Требуемое задание: Приведите повторно слово в слово отрывок из текста о поездке Вавилова по Сирии: от «За сизыми оливковыми» до «миллионолетней работой ветра.», включая оба этих места.

Фрагмент страницы:
Вавилов не расспрашивал продавцов о том, что происходит в окрестностях Дамаска. Он интересовался, где и как выращен необыкновенно крупный виноград. Прицениваясь к зерну, не удивлялся дороговизне: казалось, его волновали лишь сорта сирийских пшениц…
Тут в голову, пожалуй, может закрасться мысль: как же так, вокруг идет борьба, сирийцы отважно дерутся за независимость, а русский профессор как ни в чем не бывало бродит по базарам, запуская руки в плетеные сосуды с пшеницей?
Но что же он должен был делать? Неосторожный вопрос, малейшее открытое выражение сочувствия повстанцам — и французские власти немедленно выслали бы из страны нежелательного иностранца.
Он вызвал неудовольствие даже тем, что слишком много времени проводил в арабской Академии наук, беседуя с сирийским ученым Курдали. Десять лет спустя, когда научная общественность чествовала выдающегося советского арабиста Игнатия Юльевича Крачковского, академик Вавилов с трибуны вспомнил о тех днях:
— Вот, товарищи, когда я был в Сирии, то президент Академии наук — а мы с ним говорили там, конечно, насчет всякой ботаники — вдруг спросил меня, а не знаком ли мне в России, в большом городе Ленинграде, один русский профессор, который знает арабскую литературу и арабский язык лучше арабов, и его фамилия Крачковский.
Мягкость, человечность, благородство Вавилова не оставляют сомнения в его сочувствии борющимся сирийцам. Мы не знаем, о чем говорил он с Курдали: уж наверное не только «насчет всякой ботаники».
Но о ботанике он действительно не забывал ни на минуту. Из города, переполненного ненавистью и жестокостью, из города баррикад и колючей проволоки уходили в Ленинград посылка за посылкой с зерном, выращенным на полях сирийских феллахов, зерном, которому суждено было дать всходы на советской земле…
Из Дамаска Вавилов поехал на север, где французам удалось «овладеть положением». Ученый нанял автомобиль и в дороге подменял устававшего шофера. Машина была старой: колеса со спицами, тент, натянутый как на извозчичьей пролетке, жестянки с бензином, прикрепленные к подножке.
За сизыми оливковыми рощами, окружавшими Дамаск, началась всхолмленная степь. Овцы шарахались прочь от автомобиля, и пастухи, опираясь на длинные палки, с ненавистью смотрели вслед «французу». Жалкие деревни ютились по горам, сглаженным миллионолетней работой ветра.
Вавилов останавливал машину, разговаривал с крестьянами-феллахами, получал от них горстки зерна. Он видел, как бьется феллах на своем клочке, в неутолимой тоске по воде раздирая деревянной сохой неподатливую землю. Жнет феллах серпом, молотит так, как молотили далекие его предки во времена Римской империи, а может быть, и задолго до нее: деревянная доска, в которой укреплены острые камни, волочится по току. Это всюду — и на юге страны, и на севере, возле древнего Халеба, над которым высится цитадель, помнящая крестоносцев.

Строки данных:
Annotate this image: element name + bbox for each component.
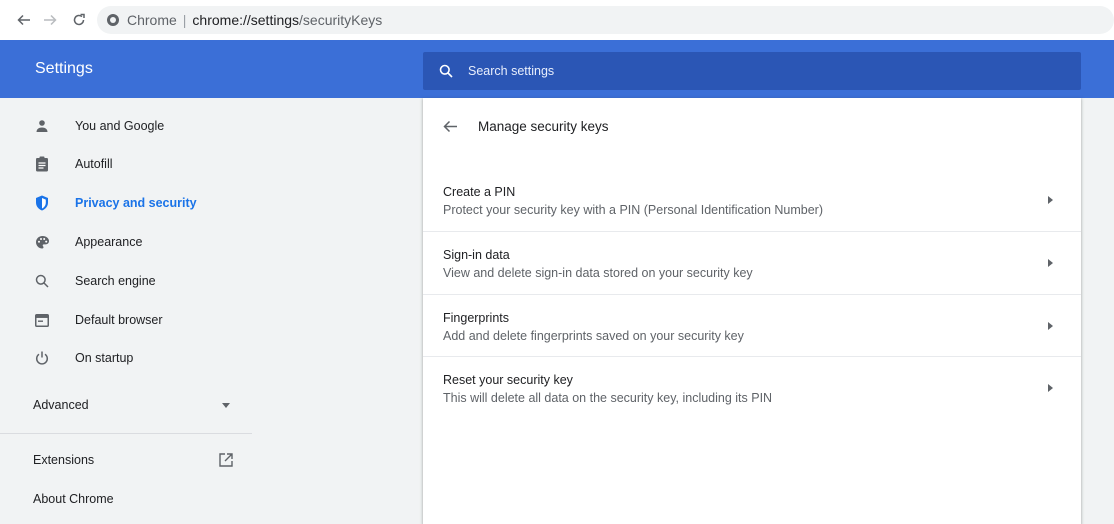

Выполненное задание:
За сизыми оливковыми рощами, окружавшими Дамаск, началась всхолмленная степь. Овцы шарахались прочь от автомобиля, и пастухи, опираясь на длинные палки, с ненавистью смотрели вслед «французу». Жалкие деревни ютились по горам, сглаженным миллионолетней работой ветра.